## TASK
Make an exact copy of the data below, leaving out every picture.

━━━━━ DATA FOR THIS EXERCISE

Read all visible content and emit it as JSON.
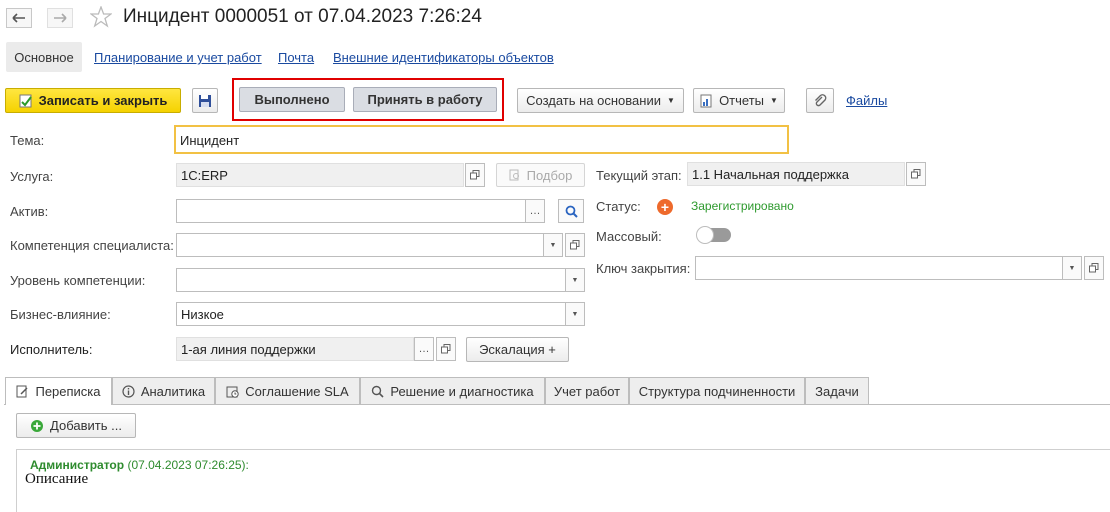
{
  "header": {
    "title": "Инцидент 0000051 от 07.04.2023 7:26:24"
  },
  "top_tabs": {
    "main": "Основное",
    "planning": "Планирование и учет работ",
    "mail": "Почта",
    "external_ids": "Внешние идентификаторы объектов"
  },
  "toolbar": {
    "save_close": "Записать и закрыть",
    "done": "Выполнено",
    "accept": "Принять в работу",
    "create_based": "Создать на основании",
    "reports": "Отчеты",
    "files": "Файлы"
  },
  "form": {
    "topic_label": "Тема:",
    "topic_value": "Инцидент",
    "service_label": "Услуга:",
    "service_value": "1С:ERP",
    "select_button": "Подбор",
    "asset_label": "Актив:",
    "asset_value": "",
    "competence_label": "Компетенция специалиста:",
    "competence_value": "",
    "level_label": "Уровень компетенции:",
    "level_value": "",
    "impact_label": "Бизнес-влияние:",
    "impact_value": "Низкое",
    "executor_label": "Исполнитель:",
    "executor_value": "1-ая линия поддержки",
    "escalation": "Эскалация +",
    "stage_label": "Текущий этап:",
    "stage_value": "1.1 Начальная поддержка",
    "status_label": "Статус:",
    "status_value": "Зарегистрировано",
    "mass_label": "Массовый:",
    "close_key_label": "Ключ закрытия:",
    "close_key_value": ""
  },
  "bottom_tabs": [
    {
      "label": "Переписка"
    },
    {
      "label": "Аналитика"
    },
    {
      "label": "Соглашение SLA"
    },
    {
      "label": "Решение и диагностика"
    },
    {
      "label": "Учет работ"
    },
    {
      "label": "Структура подчиненности"
    },
    {
      "label": "Задачи"
    }
  ],
  "correspondence": {
    "add_button": "Добавить ...",
    "author": "Администратор",
    "timestamp": "(07.04.2023 07:26:25):",
    "text": "Описание"
  },
  "colors": {
    "accent_yellow": "#f5d200",
    "highlight_red": "#e00000",
    "status_orange": "#ee6a2c",
    "status_green": "#2e9a2e",
    "link_blue": "#1a4aa0"
  }
}
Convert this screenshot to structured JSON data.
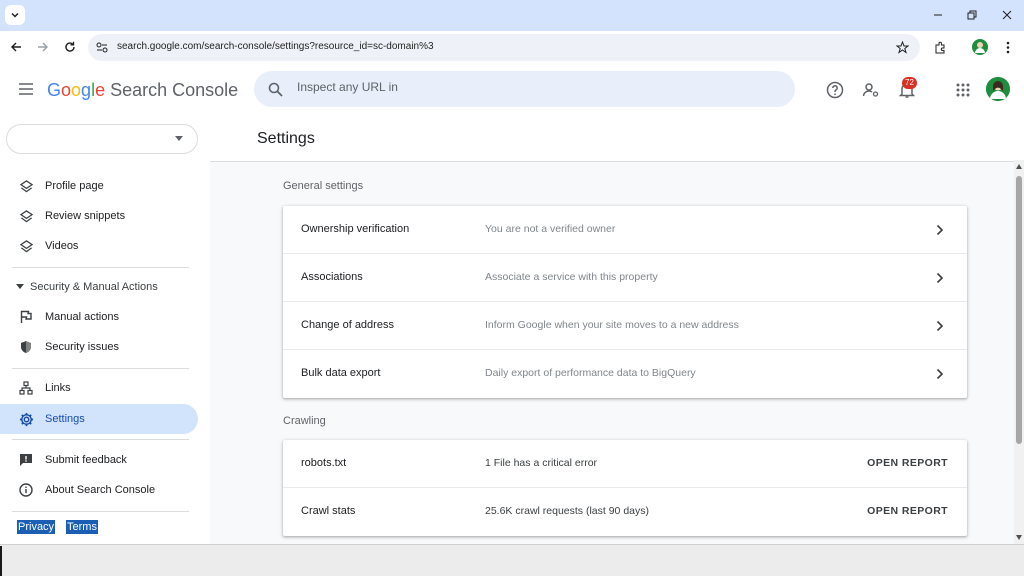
{
  "browser": {
    "url": "search.google.com/search-console/settings?resource_id=sc-domain%3"
  },
  "header": {
    "logo_google": [
      "G",
      "o",
      "o",
      "g",
      "l",
      "e"
    ],
    "logo_product": "Search Console",
    "search_placeholder": "Inspect any URL in",
    "notification_count": "72"
  },
  "sidebar": {
    "items": [
      {
        "label": "Profile page",
        "icon": "layers-icon"
      },
      {
        "label": "Review snippets",
        "icon": "layers-icon"
      },
      {
        "label": "Videos",
        "icon": "layers-icon"
      }
    ],
    "security_section": "Security & Manual Actions",
    "security_items": [
      {
        "label": "Manual actions",
        "icon": "flag-icon"
      },
      {
        "label": "Security issues",
        "icon": "shield-icon"
      }
    ],
    "links_label": "Links",
    "settings_label": "Settings",
    "feedback_label": "Submit feedback",
    "about_label": "About Search Console",
    "privacy_label": "Privacy",
    "terms_label": "Terms"
  },
  "main": {
    "page_title": "Settings",
    "general_label": "General settings",
    "general_rows": [
      {
        "title": "Ownership verification",
        "desc": "You are not a verified owner"
      },
      {
        "title": "Associations",
        "desc": "Associate a service with this property"
      },
      {
        "title": "Change of address",
        "desc": "Inform Google when your site moves to a new address"
      },
      {
        "title": "Bulk data export",
        "desc": "Daily export of performance data to BigQuery"
      }
    ],
    "crawling_label": "Crawling",
    "crawling_rows": [
      {
        "title": "robots.txt",
        "desc": "1 File has a critical error",
        "action": "OPEN REPORT"
      },
      {
        "title": "Crawl stats",
        "desc": "25.6K crawl requests (last 90 days)",
        "action": "OPEN REPORT"
      }
    ]
  },
  "colors": {
    "accent": "#1a73e8",
    "active_nav": "#d2e3fc",
    "titlebar": "#d3e3fd",
    "badge": "#d93025"
  }
}
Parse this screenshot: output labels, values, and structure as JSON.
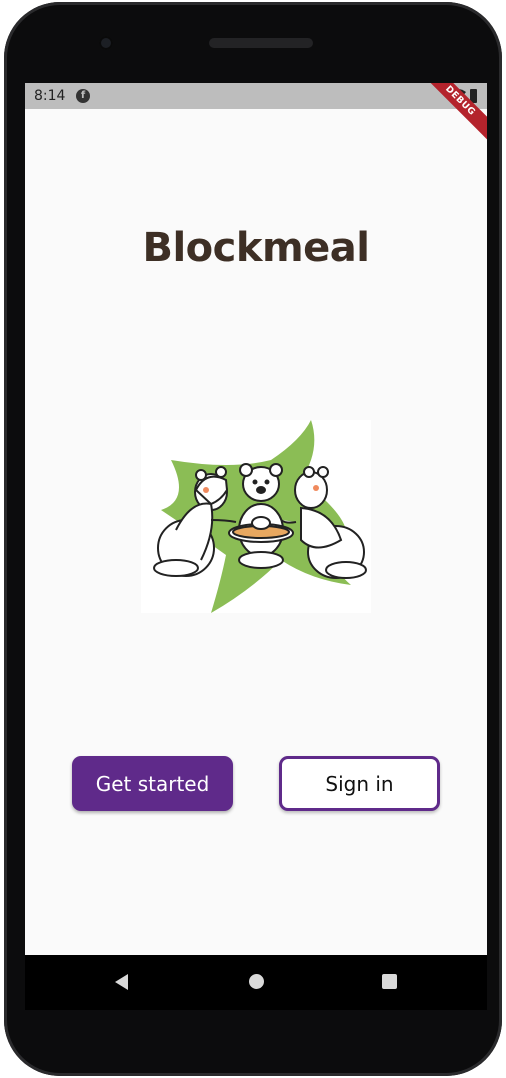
{
  "status_bar": {
    "time": "8:14",
    "notification_icon": "flutter-notification-icon",
    "right_icons": [
      "wifi-icon",
      "battery-icon"
    ],
    "debug_banner": "DEBUG",
    "debug_color": "#b4232c"
  },
  "app": {
    "title": "Blockmeal",
    "title_color": "#3d2f25",
    "illustration_icon": "three-animals-eating-illustration"
  },
  "buttons": {
    "primary_label": "Get started",
    "secondary_label": "Sign in",
    "accent_color": "#5f2a8a"
  },
  "nav_bar": {
    "icons": [
      "back-icon",
      "home-icon",
      "recents-icon"
    ]
  }
}
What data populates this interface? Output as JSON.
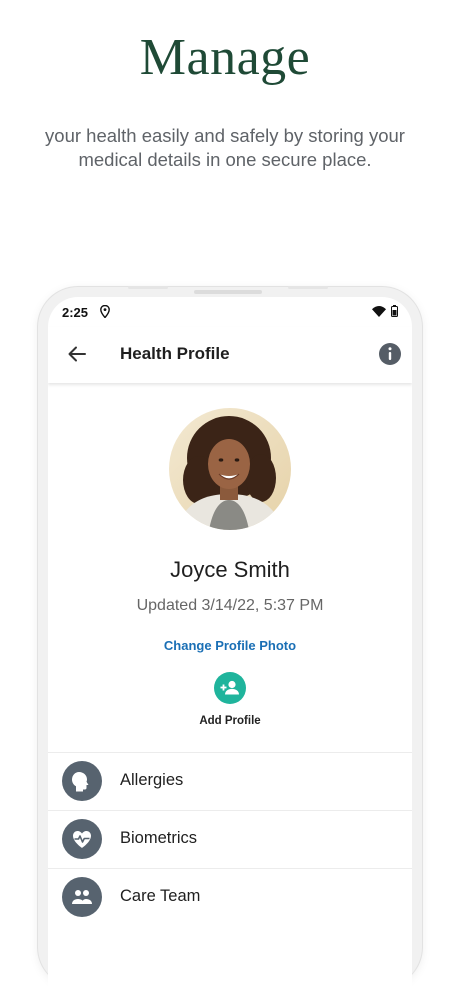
{
  "promo": {
    "headline": "Manage",
    "subtitle": "your health easily and safely by storing your medical details in one secure place."
  },
  "status_bar": {
    "time": "2:25"
  },
  "app_bar": {
    "title": "Health Profile"
  },
  "profile": {
    "name": "Joyce Smith",
    "updated": "Updated 3/14/22, 5:37 PM",
    "change_photo_label": "Change Profile Photo",
    "add_profile_label": "Add Profile"
  },
  "menu": {
    "items": [
      {
        "label": "Allergies",
        "icon": "allergies-head-icon"
      },
      {
        "label": "Biometrics",
        "icon": "heart-pulse-icon"
      },
      {
        "label": "Care Team",
        "icon": "group-people-icon"
      }
    ]
  },
  "colors": {
    "headline": "#1f4a36",
    "accent_teal": "#1fb49c",
    "link_blue": "#1a6fb5",
    "icon_circle": "#57636f"
  }
}
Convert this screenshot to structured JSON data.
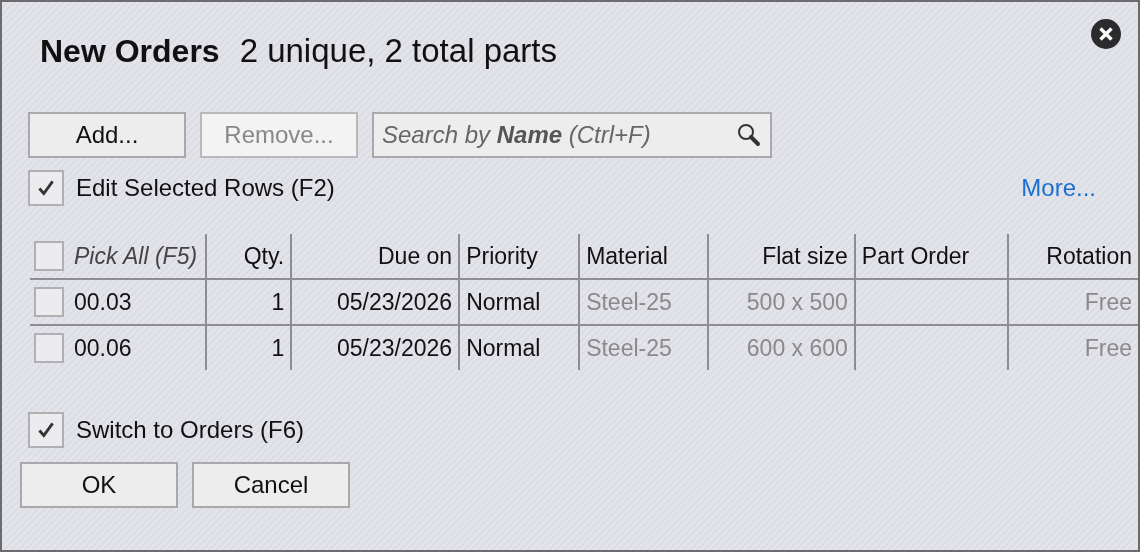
{
  "dialog": {
    "title": "New Orders",
    "subtitle": "2 unique, 2 total parts"
  },
  "toolbar": {
    "buttons": [
      {
        "label": "Add...",
        "disabled": false
      },
      {
        "label": "Remove...",
        "disabled": true
      }
    ],
    "search": {
      "placeholder": "Search by **Name** (Ctrl+F)"
    }
  },
  "edit_selected": {
    "label": "Edit Selected Rows (F2)",
    "checked": true
  },
  "more_link": "More...",
  "table": {
    "pick_all": {
      "label": "Pick All (F5)",
      "checked": false
    },
    "columns": [
      {
        "label": "Qty.",
        "dimmed": false
      },
      {
        "label": "Due on",
        "dimmed": false
      },
      {
        "label": "Priority",
        "dimmed": false
      },
      {
        "label": "Material",
        "dimmed": true
      },
      {
        "label": "Flat size",
        "dimmed": true
      },
      {
        "label": "Part Order"
      },
      {
        "label": "Rotation",
        "dimmed": true
      }
    ],
    "rows": [
      {
        "name": "00.03",
        "checked": false,
        "cells": [
          "1",
          "05/23/2026",
          "Normal",
          "Steel-25",
          "500 x 500",
          "",
          "Free"
        ]
      },
      {
        "name": "00.06",
        "checked": false,
        "cells": [
          "1",
          "05/23/2026",
          "Normal",
          "Steel-25",
          "600 x 600",
          "",
          "Free"
        ]
      }
    ]
  },
  "switch_orders": {
    "label": "Switch to Orders (F6)",
    "checked": true
  },
  "footer_buttons": [
    "OK",
    "Cancel"
  ]
}
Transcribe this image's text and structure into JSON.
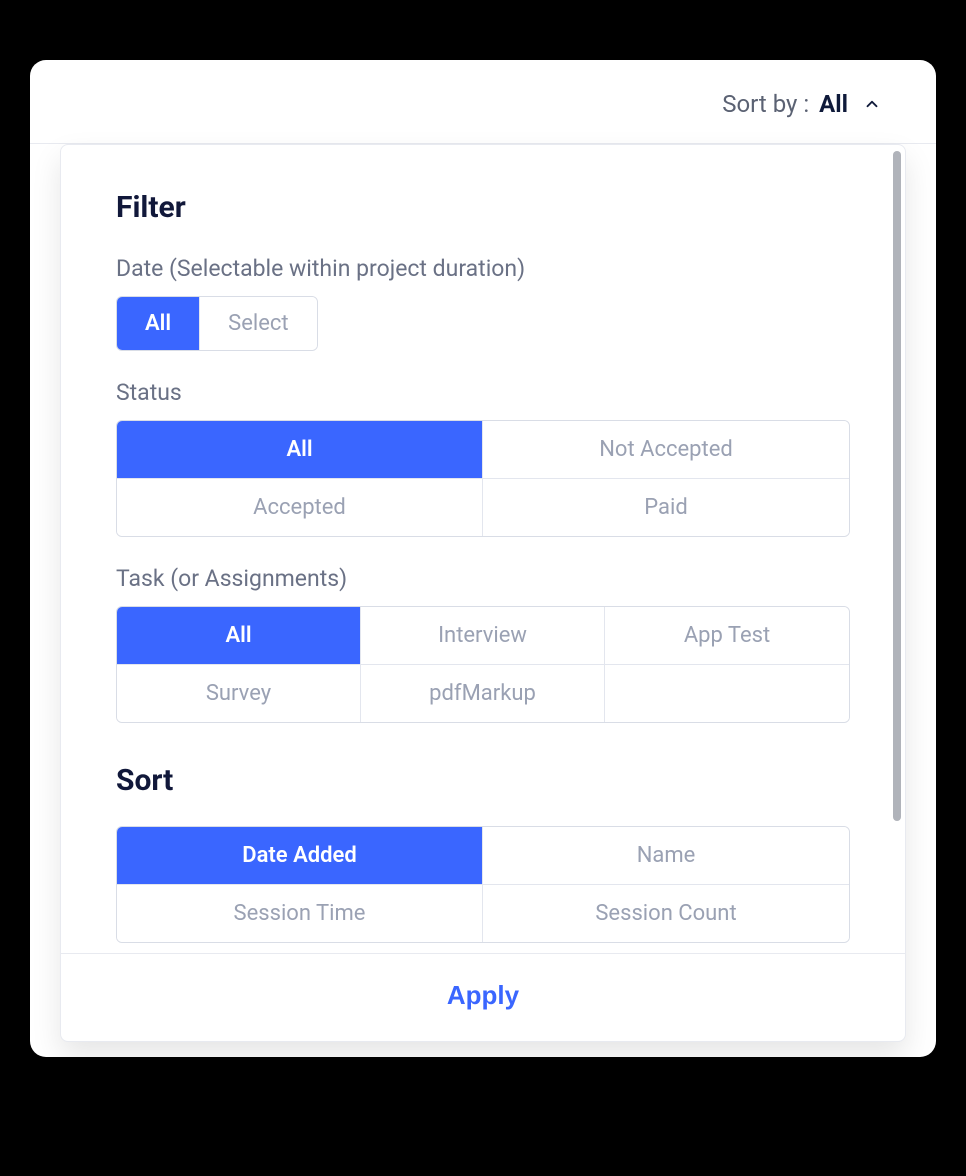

━━━━━━━━━━

## OUTPUT OF THE EXERCISE
Read all visible content and emit it as JSON.
{
  "header": {
    "title": "Инцидент 0000051 от 07.04.2023 7:26:24"
  },
  "top_tabs": {
    "main": "Основное",
    "planning": "Планирование и учет работ",
    "mail": "Почта",
    "external_ids": "Внешние идентификаторы объектов"
  },
  "toolbar": {
    "save_close": "Записать и закрыть",
    "done": "Выполнено",
    "accept": "Принять в работу",
    "create_based": "Создать на основании",
    "reports": "Отчеты",
    "files": "Файлы"
  },
  "form": {
    "topic_label": "Тема:",
    "topic_value": "Инцидент",
    "service_label": "Услуга:",
    "service_value": "1С:ERP",
    "select_button": "Подбор",
    "asset_label": "Актив:",
    "asset_value": "",
    "competence_label": "Компетенция специалиста:",
    "competence_value": "",
    "level_label": "Уровень компетенции:",
    "level_value": "",
    "impact_label": "Бизнес-влияние:",
    "impact_value": "Низкое",
    "executor_label": "Исполнитель:",
    "executor_value": "1-ая линия поддержки",
    "escalation": "Эскалация +",
    "stage_label": "Текущий этап:",
    "stage_value": "1.1 Начальная поддержка",
    "status_label": "Статус:",
    "status_value": "Зарегистрировано",
    "mass_label": "Массовый:",
    "close_key_label": "Ключ закрытия:",
    "close_key_value": ""
  },
  "bottom_tabs": [
    {
      "label": "Переписка"
    },
    {
      "label": "Аналитика"
    },
    {
      "label": "Соглашение SLA"
    },
    {
      "label": "Решение и диагностика"
    },
    {
      "label": "Учет работ"
    },
    {
      "label": "Структура подчиненности"
    },
    {
      "label": "Задачи"
    }
  ],
  "correspondence": {
    "add_button": "Добавить ...",
    "author": "Администратор",
    "timestamp": "(07.04.2023 07:26:25):",
    "text": "Описание"
  },
  "colors": {
    "accent_yellow": "#f5d200",
    "highlight_red": "#e00000",
    "status_orange": "#ee6a2c",
    "status_green": "#2e9a2e",
    "link_blue": "#1a4aa0"
  }
}
Convert this screenshot to structured JSON data.
{
  "browser": {
    "url": "search.google.com/search-console/settings?resource_id=sc-domain%3"
  },
  "header": {
    "logo_google": [
      "G",
      "o",
      "o",
      "g",
      "l",
      "e"
    ],
    "logo_product": "Search Console",
    "search_placeholder": "Inspect any URL in",
    "notification_count": "72"
  },
  "sidebar": {
    "items": [
      {
        "label": "Profile page",
        "icon": "layers-icon"
      },
      {
        "label": "Review snippets",
        "icon": "layers-icon"
      },
      {
        "label": "Videos",
        "icon": "layers-icon"
      }
    ],
    "security_section": "Security & Manual Actions",
    "security_items": [
      {
        "label": "Manual actions",
        "icon": "flag-icon"
      },
      {
        "label": "Security issues",
        "icon": "shield-icon"
      }
    ],
    "links_label": "Links",
    "settings_label": "Settings",
    "feedback_label": "Submit feedback",
    "about_label": "About Search Console",
    "privacy_label": "Privacy",
    "terms_label": "Terms"
  },
  "main": {
    "page_title": "Settings",
    "general_label": "General settings",
    "general_rows": [
      {
        "title": "Ownership verification",
        "desc": "You are not a verified owner"
      },
      {
        "title": "Associations",
        "desc": "Associate a service with this property"
      },
      {
        "title": "Change of address",
        "desc": "Inform Google when your site moves to a new address"
      },
      {
        "title": "Bulk data export",
        "desc": "Daily export of performance data to BigQuery"
      }
    ],
    "crawling_label": "Crawling",
    "crawling_rows": [
      {
        "title": "robots.txt",
        "desc": "1 File has a critical error",
        "action": "OPEN REPORT"
      },
      {
        "title": "Crawl stats",
        "desc": "25.6K crawl requests (last 90 days)",
        "action": "OPEN REPORT"
      }
    ]
  },
  "colors": {
    "accent": "#1a73e8",
    "active_nav": "#d2e3fc",
    "titlebar": "#d3e3fd",
    "badge": "#d93025"
  }
}
Parse this screenshot: output labels, values, and structure as JSON.
{
  "status_bar": {
    "time": "8:14",
    "notification_icon": "flutter-notification-icon",
    "right_icons": [
      "wifi-icon",
      "battery-icon"
    ],
    "debug_banner": "DEBUG",
    "debug_color": "#b4232c"
  },
  "app": {
    "title": "Blockmeal",
    "title_color": "#3d2f25",
    "illustration_icon": "three-animals-eating-illustration"
  },
  "buttons": {
    "primary_label": "Get started",
    "secondary_label": "Sign in",
    "accent_color": "#5f2a8a"
  },
  "nav_bar": {
    "icons": [
      "back-icon",
      "home-icon",
      "recents-icon"
    ]
  }
}
What data populates this interface? Output as JSON.
{
  "promo": {
    "headline": "Manage",
    "subtitle": "your health easily and safely by storing your medical details in one secure place."
  },
  "status_bar": {
    "time": "2:25"
  },
  "app_bar": {
    "title": "Health Profile"
  },
  "profile": {
    "name": "Joyce Smith",
    "updated": "Updated 3/14/22, 5:37 PM",
    "change_photo_label": "Change Profile Photo",
    "add_profile_label": "Add Profile"
  },
  "menu": {
    "items": [
      {
        "label": "Allergies",
        "icon": "allergies-head-icon"
      },
      {
        "label": "Biometrics",
        "icon": "heart-pulse-icon"
      },
      {
        "label": "Care Team",
        "icon": "group-people-icon"
      }
    ]
  },
  "colors": {
    "headline": "#1f4a36",
    "accent_teal": "#1fb49c",
    "link_blue": "#1a6fb5",
    "icon_circle": "#57636f"
  }
}
Convert this screenshot to structured JSON data.
{
  "dialog": {
    "title": "New Orders",
    "subtitle": "2 unique, 2 total parts"
  },
  "toolbar": {
    "buttons": [
      {
        "label": "Add...",
        "disabled": false
      },
      {
        "label": "Remove...",
        "disabled": true
      }
    ],
    "search": {
      "placeholder": "Search by **Name** (Ctrl+F)"
    }
  },
  "edit_selected": {
    "label": "Edit Selected Rows (F2)",
    "checked": true
  },
  "more_link": "More...",
  "table": {
    "pick_all": {
      "label": "Pick All (F5)",
      "checked": false
    },
    "columns": [
      {
        "label": "Qty.",
        "dimmed": false
      },
      {
        "label": "Due on",
        "dimmed": false
      },
      {
        "label": "Priority",
        "dimmed": false
      },
      {
        "label": "Material",
        "dimmed": true
      },
      {
        "label": "Flat size",
        "dimmed": true
      },
      {
        "label": "Part Order"
      },
      {
        "label": "Rotation",
        "dimmed": true
      }
    ],
    "rows": [
      {
        "name": "00.03",
        "checked": false,
        "cells": [
          "1",
          "05/23/2026",
          "Normal",
          "Steel-25",
          "500 x 500",
          "",
          "Free"
        ]
      },
      {
        "name": "00.06",
        "checked": false,
        "cells": [
          "1",
          "05/23/2026",
          "Normal",
          "Steel-25",
          "600 x 600",
          "",
          "Free"
        ]
      }
    ]
  },
  "switch_orders": {
    "label": "Switch to Orders (F6)",
    "checked": true
  },
  "footer_buttons": [
    "OK",
    "Cancel"
  ]
}
Transcribe this image's text and structure into JSON.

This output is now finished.